### WHAT IS REQUIRED
Gather every line holding the string "движенія".

### TASK MATERIAL
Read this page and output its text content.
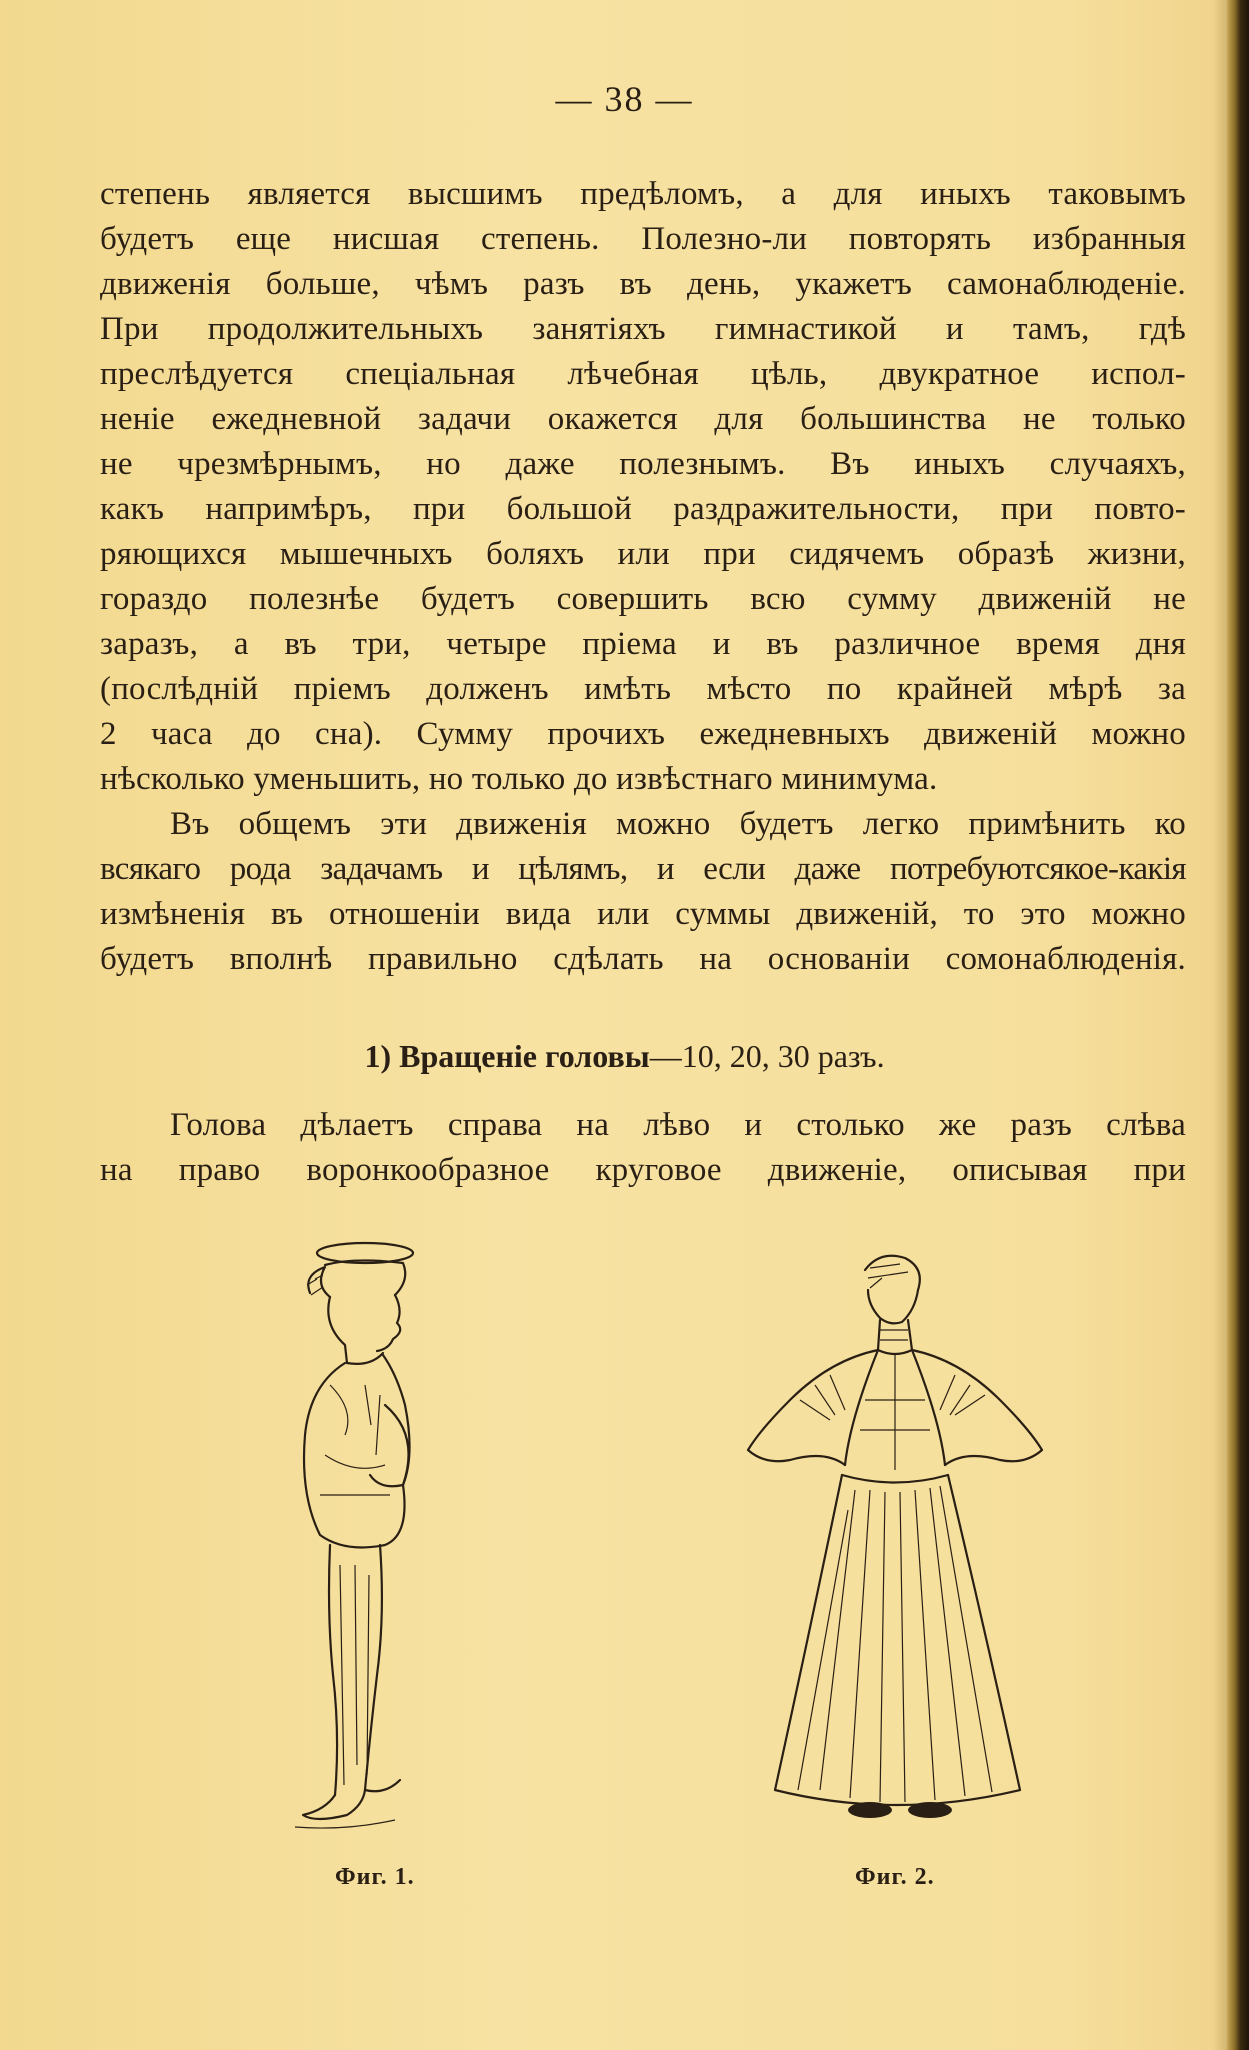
— 38 —
степень является высшимъ предѣломъ, а для иныхъ таковымъ
будетъ еще нисшая степень. Полезно-ли повторять избранныя
движенія больше, чѣмъ разъ въ день, укажетъ самонаблюденіе.
При продолжительныхъ занятіяхъ гимнастикой и тамъ, гдѣ
преслѣдуется спеціальная лѣчебная цѣль, двукратное испол-
неніе ежедневной задачи окажется для большинства не только
не чрезмѣрнымъ, но даже полезнымъ. Въ иныхъ случаяхъ,
какъ напримѣръ, при большой раздражительности, при повто-
ряющихся мышечныхъ боляхъ или при сидячемъ образѣ жизни,
гораздо полезнѣе будетъ совершить всю сумму движеній не
заразъ, а въ три, четыре пріема и въ различное время дня
(послѣдній пріемъ долженъ имѣть мѣсто по крайней мѣрѣ за
2 часа до сна). Сумму прочихъ ежедневныхъ движеній можно
нѣсколько уменьшить, но только до извѣстнаго минимума.
Въ общемъ эти движенія можно будетъ легко примѣнить ко
всякаго рода задачамъ и цѣлямъ, и если даже потребуютсякое-какія
измѣненія въ отношеніи вида или суммы движеній, то это можно
будетъ вполнѣ правильно сдѣлать на основаніи сомонаблюденія.
1) Вращеніе головы—10, 20, 30 разъ.
Голова дѣлаетъ справа на лѣво и столько же разъ слѣва
на право воронкообразное круговое движеніе, описывая при
Фиг. 1.	Фиг. 2.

### ANSWER IN FULL
движенія больше, чѣмъ разъ въ день, укажетъ самонаблюденіе.
Въ общемъ эти движенія можно будетъ легко примѣнить ко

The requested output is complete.